What the exercise asks: Skip the images and return the records below exactly.

[BEGIN Records shown]

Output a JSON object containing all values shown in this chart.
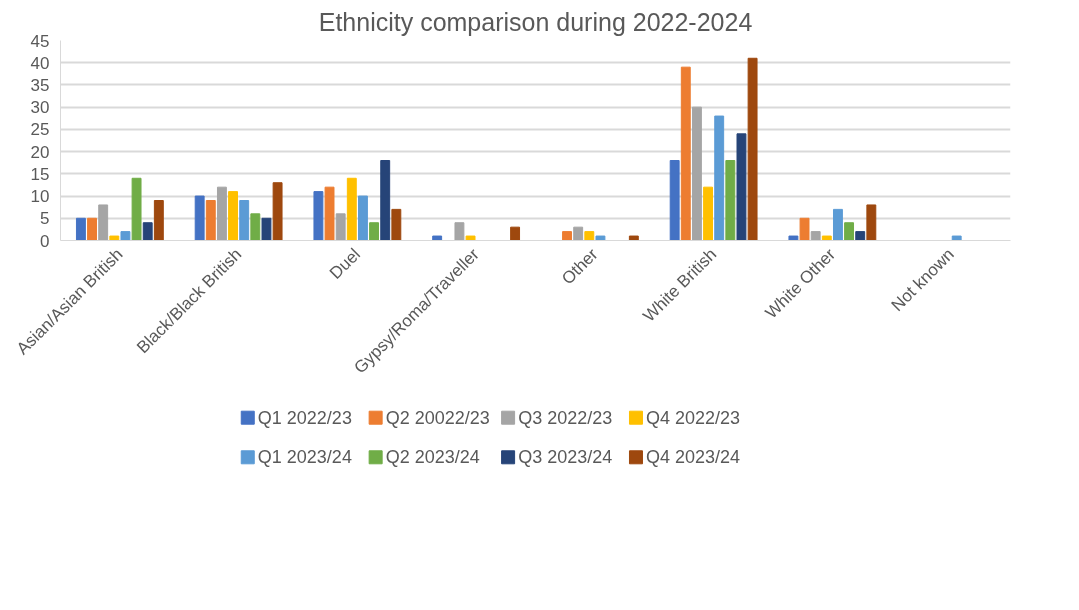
{
  "chart_data": {
    "type": "bar",
    "title": "Ethnicity comparison during 2022-2024",
    "categories": [
      "Asian/Asian British",
      "Black/Black British",
      "Duel",
      "Gypsy/Roma/Traveller",
      "Other",
      "White British",
      "White Other",
      "Not known"
    ],
    "series": [
      {
        "name": "Q1 2022/23",
        "color": "#4472c4",
        "values": [
          5,
          10,
          11,
          1,
          0,
          18,
          1,
          0
        ]
      },
      {
        "name": "Q2 20022/23",
        "color": "#ed7d31",
        "values": [
          5,
          9,
          12,
          0,
          2,
          39,
          5,
          0
        ]
      },
      {
        "name": "Q3  2022/23",
        "color": "#a5a5a5",
        "values": [
          8,
          12,
          6,
          4,
          3,
          30,
          2,
          0
        ]
      },
      {
        "name": "Q4 2022/23",
        "color": "#ffc000",
        "values": [
          1,
          11,
          14,
          1,
          2,
          12,
          1,
          0
        ]
      },
      {
        "name": "Q1 2023/24",
        "color": "#5b9bd5",
        "values": [
          2,
          9,
          10,
          0,
          1,
          28,
          7,
          1
        ]
      },
      {
        "name": "Q2 2023/24",
        "color": "#70ad47",
        "values": [
          14,
          6,
          4,
          0,
          0,
          18,
          4,
          0
        ]
      },
      {
        "name": "Q3 2023/24",
        "color": "#264478",
        "values": [
          4,
          5,
          18,
          0,
          0,
          24,
          2,
          0
        ]
      },
      {
        "name": "Q4 2023/24",
        "color": "#9e480e",
        "values": [
          9,
          13,
          7,
          3,
          1,
          41,
          8,
          0
        ]
      }
    ],
    "ylim": [
      0,
      45
    ],
    "yticks": [
      0,
      5,
      10,
      15,
      20,
      25,
      30,
      35,
      40,
      45
    ],
    "grid": "y",
    "legend": "bottom"
  }
}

[END Records shown]

Response to the task:
Output a JSON object containing all values shown in this chart.
{
  "chart_data": {
    "type": "bar",
    "title": "Ethnicity comparison during 2022-2024",
    "categories": [
      "Asian/Asian British",
      "Black/Black British",
      "Duel",
      "Gypsy/Roma/Traveller",
      "Other",
      "White British",
      "White Other",
      "Not known"
    ],
    "series": [
      {
        "name": "Q1 2022/23",
        "color": "#4472c4",
        "values": [
          5,
          10,
          11,
          1,
          0,
          18,
          1,
          0
        ]
      },
      {
        "name": "Q2 20022/23",
        "color": "#ed7d31",
        "values": [
          5,
          9,
          12,
          0,
          2,
          39,
          5,
          0
        ]
      },
      {
        "name": "Q3  2022/23",
        "color": "#a5a5a5",
        "values": [
          8,
          12,
          6,
          4,
          3,
          30,
          2,
          0
        ]
      },
      {
        "name": "Q4 2022/23",
        "color": "#ffc000",
        "values": [
          1,
          11,
          14,
          1,
          2,
          12,
          1,
          0
        ]
      },
      {
        "name": "Q1 2023/24",
        "color": "#5b9bd5",
        "values": [
          2,
          9,
          10,
          0,
          1,
          28,
          7,
          1
        ]
      },
      {
        "name": "Q2 2023/24",
        "color": "#70ad47",
        "values": [
          14,
          6,
          4,
          0,
          0,
          18,
          4,
          0
        ]
      },
      {
        "name": "Q3 2023/24",
        "color": "#264478",
        "values": [
          4,
          5,
          18,
          0,
          0,
          24,
          2,
          0
        ]
      },
      {
        "name": "Q4 2023/24",
        "color": "#9e480e",
        "values": [
          9,
          13,
          7,
          3,
          1,
          41,
          8,
          0
        ]
      }
    ],
    "ylim": [
      0,
      45
    ],
    "yticks": [
      0,
      5,
      10,
      15,
      20,
      25,
      30,
      35,
      40,
      45
    ],
    "grid": "y",
    "legend": "bottom"
  }
}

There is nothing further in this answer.